(Saved entries)
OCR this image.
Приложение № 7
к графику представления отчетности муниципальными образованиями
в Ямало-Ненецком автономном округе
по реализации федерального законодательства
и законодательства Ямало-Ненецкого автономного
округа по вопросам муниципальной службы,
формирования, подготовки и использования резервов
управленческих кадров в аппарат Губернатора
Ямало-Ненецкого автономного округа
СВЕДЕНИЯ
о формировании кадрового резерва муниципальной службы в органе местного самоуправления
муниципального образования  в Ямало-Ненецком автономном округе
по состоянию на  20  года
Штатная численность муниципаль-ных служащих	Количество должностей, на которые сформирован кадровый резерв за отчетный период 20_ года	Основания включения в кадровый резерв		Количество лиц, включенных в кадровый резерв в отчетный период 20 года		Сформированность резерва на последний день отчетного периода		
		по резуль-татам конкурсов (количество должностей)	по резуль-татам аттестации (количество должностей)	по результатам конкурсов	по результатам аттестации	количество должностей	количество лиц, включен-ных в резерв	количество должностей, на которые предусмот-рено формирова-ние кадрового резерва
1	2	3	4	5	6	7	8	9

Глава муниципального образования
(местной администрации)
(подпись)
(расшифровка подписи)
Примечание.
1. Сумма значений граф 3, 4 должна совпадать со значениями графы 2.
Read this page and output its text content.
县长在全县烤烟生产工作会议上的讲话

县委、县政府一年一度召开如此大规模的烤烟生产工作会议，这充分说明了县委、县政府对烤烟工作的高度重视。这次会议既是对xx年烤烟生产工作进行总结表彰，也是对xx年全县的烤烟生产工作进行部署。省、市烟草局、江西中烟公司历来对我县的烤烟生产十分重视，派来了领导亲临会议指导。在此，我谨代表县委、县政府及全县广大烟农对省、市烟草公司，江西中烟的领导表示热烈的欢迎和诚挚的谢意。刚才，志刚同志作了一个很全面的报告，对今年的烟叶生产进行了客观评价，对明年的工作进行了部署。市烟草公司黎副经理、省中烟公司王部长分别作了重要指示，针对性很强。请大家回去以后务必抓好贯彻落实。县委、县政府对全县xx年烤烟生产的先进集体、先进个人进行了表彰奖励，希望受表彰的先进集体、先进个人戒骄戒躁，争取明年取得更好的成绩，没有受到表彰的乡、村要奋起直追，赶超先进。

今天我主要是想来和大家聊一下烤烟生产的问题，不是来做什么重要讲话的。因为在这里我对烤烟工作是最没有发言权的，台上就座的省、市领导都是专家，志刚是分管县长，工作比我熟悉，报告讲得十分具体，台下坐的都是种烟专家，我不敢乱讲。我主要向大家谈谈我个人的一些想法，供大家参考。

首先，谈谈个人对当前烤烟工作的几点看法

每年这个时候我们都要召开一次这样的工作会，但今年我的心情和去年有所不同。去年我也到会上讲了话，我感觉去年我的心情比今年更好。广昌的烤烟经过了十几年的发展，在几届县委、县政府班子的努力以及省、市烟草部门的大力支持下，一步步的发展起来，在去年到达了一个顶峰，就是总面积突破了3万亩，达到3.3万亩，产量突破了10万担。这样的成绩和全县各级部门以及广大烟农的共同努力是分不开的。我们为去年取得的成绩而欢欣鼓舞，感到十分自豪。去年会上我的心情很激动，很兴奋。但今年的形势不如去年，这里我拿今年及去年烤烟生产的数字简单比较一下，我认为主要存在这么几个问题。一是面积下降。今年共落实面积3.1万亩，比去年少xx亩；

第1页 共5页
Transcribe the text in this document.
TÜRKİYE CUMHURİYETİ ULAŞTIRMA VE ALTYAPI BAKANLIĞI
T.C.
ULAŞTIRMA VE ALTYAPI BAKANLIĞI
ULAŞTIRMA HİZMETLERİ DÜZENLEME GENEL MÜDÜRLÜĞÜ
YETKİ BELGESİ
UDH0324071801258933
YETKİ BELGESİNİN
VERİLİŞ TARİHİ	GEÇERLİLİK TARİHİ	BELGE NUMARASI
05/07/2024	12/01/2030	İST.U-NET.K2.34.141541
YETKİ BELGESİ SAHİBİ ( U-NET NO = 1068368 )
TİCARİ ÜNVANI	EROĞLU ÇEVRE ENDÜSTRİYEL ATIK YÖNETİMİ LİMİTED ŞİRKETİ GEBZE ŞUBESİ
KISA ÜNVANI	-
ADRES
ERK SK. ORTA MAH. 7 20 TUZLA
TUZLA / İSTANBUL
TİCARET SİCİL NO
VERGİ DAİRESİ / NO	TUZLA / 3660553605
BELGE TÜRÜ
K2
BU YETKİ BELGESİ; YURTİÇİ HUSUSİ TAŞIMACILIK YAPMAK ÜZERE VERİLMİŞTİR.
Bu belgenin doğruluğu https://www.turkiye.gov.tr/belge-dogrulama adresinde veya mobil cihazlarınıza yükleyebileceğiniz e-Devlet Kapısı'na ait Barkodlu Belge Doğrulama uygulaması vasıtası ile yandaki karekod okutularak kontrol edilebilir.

■ **Goal**
Using the data above, repeat every line exactly.

■ **Solution**
OCR this image.
Приложение № 7
к графику представления отчетности муниципальными образованиями
в Ямало-Ненецком автономном округе
по реализации федерального законодательства
и законодательства Ямало-Ненецкого автономного
округа по вопросам муниципальной службы,
формирования, подготовки и использования резервов
управленческих кадров в аппарат Губернатора
Ямало-Ненецкого автономного округа
СВЕДЕНИЯ
о формировании кадрового резерва муниципальной службы в органе местного самоуправления
муниципального образования  в Ямало-Ненецком автономном округе
по состоянию на  20  года
Штатная численность муниципаль-ных служащих	Количество должностей, на которые сформирован кадровый резерв за отчетный период 20_ года	Основания включения в кадровый резерв		Количество лиц, включенных в кадровый резерв в отчетный период 20 года		Сформированность резерва на последний день отчетного периода		
		по резуль-татам конкурсов (количество должностей)	по резуль-татам аттестации (количество должностей)	по результатам конкурсов	по результатам аттестации	количество должностей	количество лиц, включен-ных в резерв	количество должностей, на которые предусмот-рено формирова-ние кадрового резерва
1	2	3	4	5	6	7	8	9

Глава муниципального образования
(местной администрации)
(подпись)
(расшифровка подписи)
Примечание.
1. Сумма значений граф 3, 4 должна совпадать со значениями графы 2.
Read this page and output its text content.
县长在全县烤烟生产工作会议上的讲话

县委、县政府一年一度召开如此大规模的烤烟生产工作会议，这充分说明了县委、县政府对烤烟工作的高度重视。这次会议既是对xx年烤烟生产工作进行总结表彰，也是对xx年全县的烤烟生产工作进行部署。省、市烟草局、江西中烟公司历来对我县的烤烟生产十分重视，派来了领导亲临会议指导。在此，我谨代表县委、县政府及全县广大烟农对省、市烟草公司，江西中烟的领导表示热烈的欢迎和诚挚的谢意。刚才，志刚同志作了一个很全面的报告，对今年的烟叶生产进行了客观评价，对明年的工作进行了部署。市烟草公司黎副经理、省中烟公司王部长分别作了重要指示，针对性很强。请大家回去以后务必抓好贯彻落实。县委、县政府对全县xx年烤烟生产的先进集体、先进个人进行了表彰奖励，希望受表彰的先进集体、先进个人戒骄戒躁，争取明年取得更好的成绩，没有受到表彰的乡、村要奋起直追，赶超先进。

今天我主要是想来和大家聊一下烤烟生产的问题，不是来做什么重要讲话的。因为在这里我对烤烟工作是最没有发言权的，台上就座的省、市领导都是专家，志刚是分管县长，工作比我熟悉，报告讲得十分具体，台下坐的都是种烟专家，我不敢乱讲。我主要向大家谈谈我个人的一些想法，供大家参考。

首先，谈谈个人对当前烤烟工作的几点看法

每年这个时候我们都要召开一次这样的工作会，但今年我的心情和去年有所不同。去年我也到会上讲了话，我感觉去年我的心情比今年更好。广昌的烤烟经过了十几年的发展，在几届县委、县政府班子的努力以及省、市烟草部门的大力支持下，一步步的发展起来，在去年到达了一个顶峰，就是总面积突破了3万亩，达到3.3万亩，产量突破了10万担。这样的成绩和全县各级部门以及广大烟农的共同努力是分不开的。我们为去年取得的成绩而欢欣鼓舞，感到十分自豪。去年会上我的心情很激动，很兴奋。但今年的形势不如去年，这里我拿今年及去年烤烟生产的数字简单比较一下，我认为主要存在这么几个问题。一是面积下降。今年共落实面积3.1万亩，比去年少xx亩；

第1页 共5页
Transcribe the text in this document.
TÜRKİYE CUMHURİYETİ ULAŞTIRMA VE ALTYAPI BAKANLIĞI
T.C.
ULAŞTIRMA VE ALTYAPI BAKANLIĞI
ULAŞTIRMA HİZMETLERİ DÜZENLEME GENEL MÜDÜRLÜĞÜ
YETKİ BELGESİ
UDH0324071801258933
YETKİ BELGESİNİN
VERİLİŞ TARİHİ	GEÇERLİLİK TARİHİ	BELGE NUMARASI
05/07/2024	12/01/2030	İST.U-NET.K2.34.141541
YETKİ BELGESİ SAHİBİ ( U-NET NO = 1068368 )
TİCARİ ÜNVANI	EROĞLU ÇEVRE ENDÜSTRİYEL ATIK YÖNETİMİ LİMİTED ŞİRKETİ GEBZE ŞUBESİ
KISA ÜNVANI	-
ADRES
ERK SK. ORTA MAH. 7 20 TUZLA
TUZLA / İSTANBUL
TİCARET SİCİL NO
VERGİ DAİRESİ / NO	TUZLA / 3660553605
BELGE TÜRÜ
K2
BU YETKİ BELGESİ; YURTİÇİ HUSUSİ TAŞIMACILIK YAPMAK ÜZERE VERİLMİŞTİR.
Bu belgenin doğruluğu https://www.turkiye.gov.tr/belge-dogrulama adresinde veya mobil cihazlarınıza yükleyebileceğiniz e-Devlet Kapısı'na ait Barkodlu Belge Doğrulama uygulaması vasıtası ile yandaki karekod okutularak kontrol edilebilir.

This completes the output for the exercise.